Stated exercise — Look through the lines below and state how many hold the word "space". Write only the number.

Supplied material —
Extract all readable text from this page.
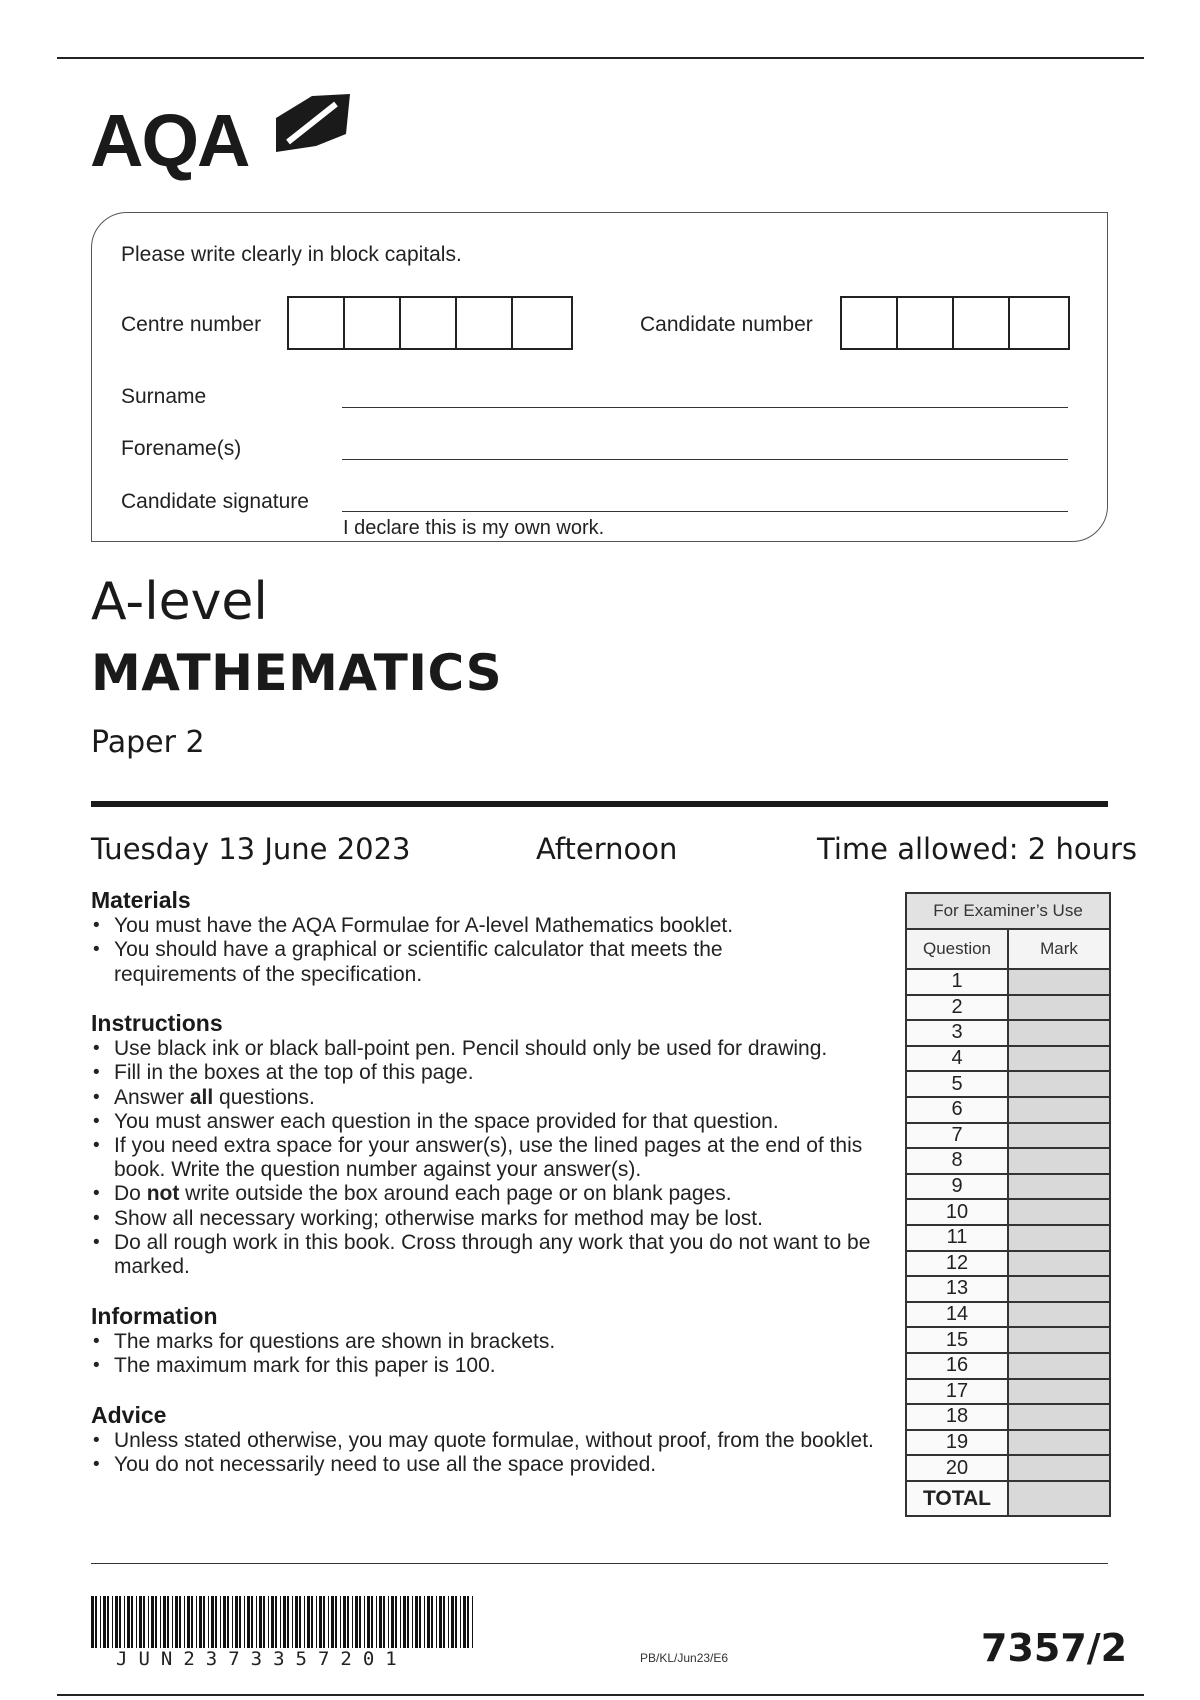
AQA
Please write clearly in block capitals.
Centre number	Candidate number
Surname
Forename(s)
Candidate signature
I declare this is my own work.
A-level
MATHEMATICS
Paper 2
Tuesday 13 June 2023	Afternoon	Time allowed: 2 hours
Materials
• You must have the AQA Formulae for A-level Mathematics booklet.
• You should have a graphical or scientific calculator that meets the requirements of the specification.
Instructions
• Use black ink or black ball-point pen. Pencil should only be used for drawing.
• Fill in the boxes at the top of this page.
• Answer all questions.
• You must answer each question in the space provided for that question.
• If you need extra space for your answer(s), use the lined pages at the end of this book. Write the question number against your answer(s).
• Do not write outside the box around each page or on blank pages.
• Show all necessary working; otherwise marks for method may be lost.
• Do all rough work in this book. Cross through any work that you do not want to be marked.
Information
• The marks for questions are shown in brackets.
• The maximum mark for this paper is 100.
Advice
• Unless stated otherwise, you may quote formulae, without proof, from the booklet.
• You do not necessarily need to use all the space provided.
For Examiner’s Use	
Question	Mark
1	
2	
3	
4	
5	
6	
7	
8	
9	
10	
11	
12	
13	
14	
15	
16	
17	
18	
19	
20	
TOTAL	
JUN2373357201	PB/KL/Jun23/E6	7357/2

Exercise answer — 3